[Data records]
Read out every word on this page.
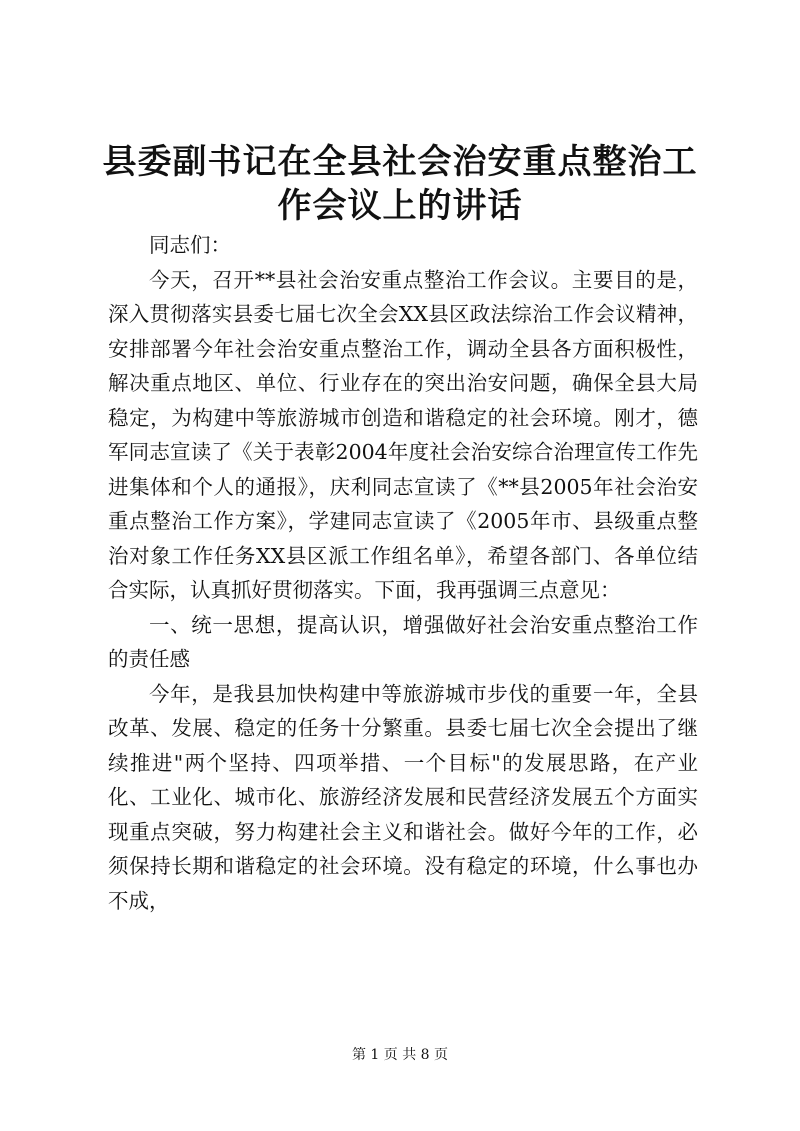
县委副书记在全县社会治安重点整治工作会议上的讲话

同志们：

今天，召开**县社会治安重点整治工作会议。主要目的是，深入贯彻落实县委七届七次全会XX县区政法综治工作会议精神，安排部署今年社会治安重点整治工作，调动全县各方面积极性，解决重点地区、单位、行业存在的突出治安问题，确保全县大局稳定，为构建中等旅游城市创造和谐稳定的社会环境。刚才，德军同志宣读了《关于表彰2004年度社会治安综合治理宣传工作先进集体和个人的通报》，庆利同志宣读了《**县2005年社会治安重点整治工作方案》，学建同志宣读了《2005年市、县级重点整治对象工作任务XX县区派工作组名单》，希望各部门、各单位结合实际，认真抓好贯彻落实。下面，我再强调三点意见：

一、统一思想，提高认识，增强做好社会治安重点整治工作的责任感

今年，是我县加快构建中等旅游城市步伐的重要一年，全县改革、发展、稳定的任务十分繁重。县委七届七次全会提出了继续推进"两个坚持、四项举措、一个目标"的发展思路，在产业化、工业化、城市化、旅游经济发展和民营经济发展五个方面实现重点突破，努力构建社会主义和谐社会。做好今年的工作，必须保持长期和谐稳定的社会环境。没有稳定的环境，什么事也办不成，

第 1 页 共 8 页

* * *

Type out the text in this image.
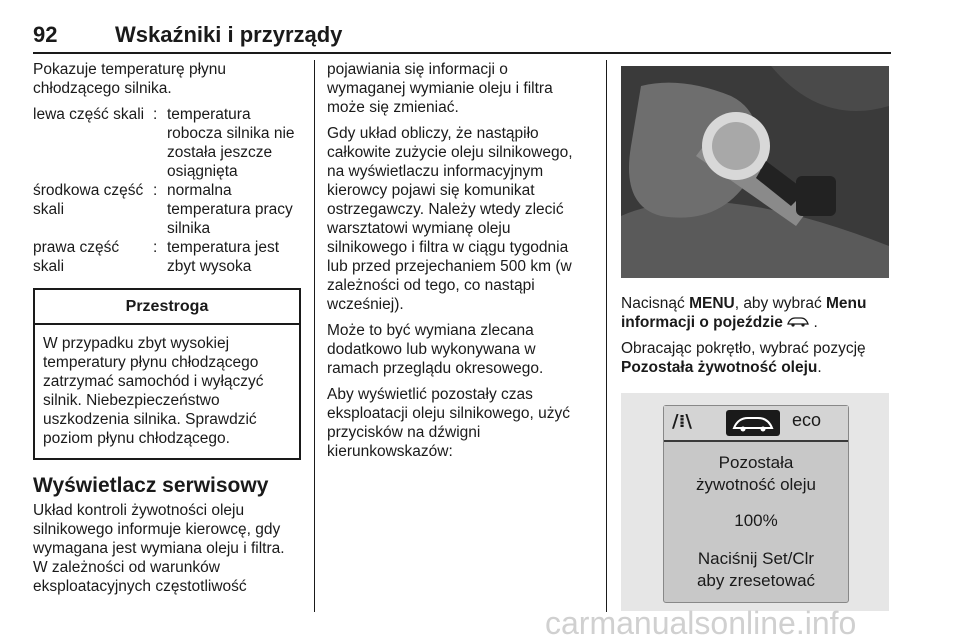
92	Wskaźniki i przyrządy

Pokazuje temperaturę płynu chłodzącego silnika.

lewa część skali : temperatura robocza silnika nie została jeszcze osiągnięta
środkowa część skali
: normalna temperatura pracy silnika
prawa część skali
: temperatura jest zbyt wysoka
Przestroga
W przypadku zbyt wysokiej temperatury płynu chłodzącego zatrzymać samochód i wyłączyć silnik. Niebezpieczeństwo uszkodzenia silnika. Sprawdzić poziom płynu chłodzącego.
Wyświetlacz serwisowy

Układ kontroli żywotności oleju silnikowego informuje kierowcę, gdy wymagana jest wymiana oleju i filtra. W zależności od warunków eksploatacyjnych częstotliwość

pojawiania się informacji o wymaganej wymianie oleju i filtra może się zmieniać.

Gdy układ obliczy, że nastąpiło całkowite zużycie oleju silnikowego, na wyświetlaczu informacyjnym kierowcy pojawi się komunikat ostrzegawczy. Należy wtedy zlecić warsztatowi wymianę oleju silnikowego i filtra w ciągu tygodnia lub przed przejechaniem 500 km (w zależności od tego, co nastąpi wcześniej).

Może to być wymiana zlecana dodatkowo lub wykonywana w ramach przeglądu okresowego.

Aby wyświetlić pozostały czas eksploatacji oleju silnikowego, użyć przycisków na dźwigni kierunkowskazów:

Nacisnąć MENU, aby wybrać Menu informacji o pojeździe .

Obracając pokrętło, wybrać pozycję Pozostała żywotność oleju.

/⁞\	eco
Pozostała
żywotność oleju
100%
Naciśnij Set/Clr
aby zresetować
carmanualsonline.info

• [STATED GOAL] Return every line containing "this".

• [OUTPUT OF THE TASK]
Read out every word on this page.
Type out the text in this image.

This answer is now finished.